• [Aim of the exercise] Say how many lines hold the string "niet", and nothing more.

[Excerpt from a dataset]

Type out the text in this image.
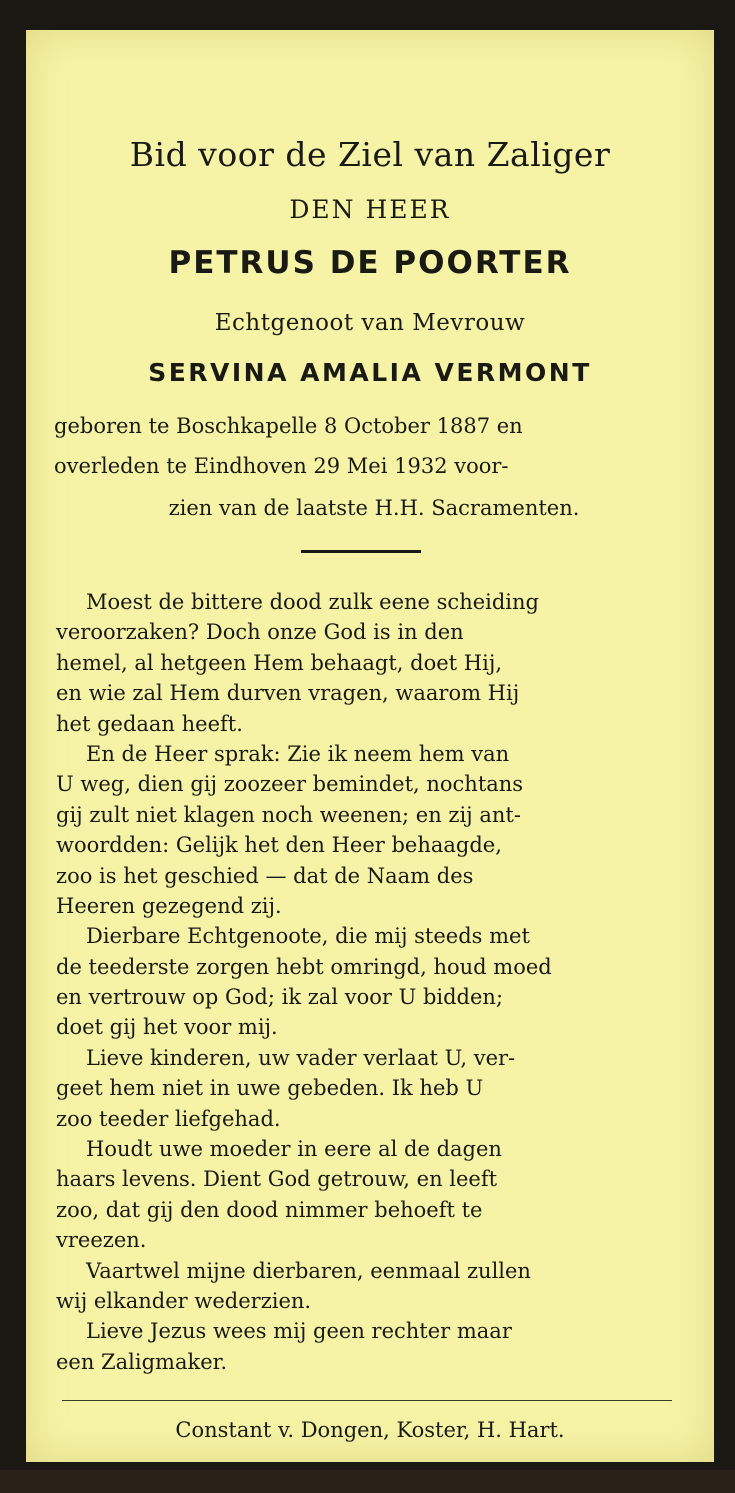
Bid voor de Ziel van Zaliger
DEN HEER
PETRUS DE POORTER
Echtgenoot van Mevrouw
SERVINA AMALIA VERMONT
geboren te Boschkapelle 8 October 1887 en
overleden te Eindhoven 29 Mei 1932 voor-
zien van de laatste H.H. Sacramenten.
Moest de bittere dood zulk eene scheiding
veroorzaken? Doch onze God is in den
hemel, al hetgeen Hem behaagt, doet Hij,
en wie zal Hem durven vragen, waarom Hij
het gedaan heeft.
En de Heer sprak: Zie ik neem hem van
U weg, dien gij zoozeer bemindet, nochtans
gij zult niet klagen noch weenen; en zij ant-
woordden: Gelijk het den Heer behaagde,
zoo is het geschied — dat de Naam des
Heeren gezegend zij.
Dierbare Echtgenoote, die mij steeds met
de teederste zorgen hebt omringd, houd moed
en vertrouw op God; ik zal voor U bidden;
doet gij het voor mij.
Lieve kinderen, uw vader verlaat U, ver-
geet hem niet in uwe gebeden. Ik heb U
zoo teeder liefgehad.
Houdt uwe moeder in eere al de dagen
haars levens. Dient God getrouw, en leeft
zoo, dat gij den dood nimmer behoeft te
vreezen.
Vaartwel mijne dierbaren, eenmaal zullen
wij elkander wederzien.
Lieve Jezus wees mij geen rechter maar
een Zaligmaker.
Constant v. Dongen, Koster, H. Hart.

• [Expected answer] 2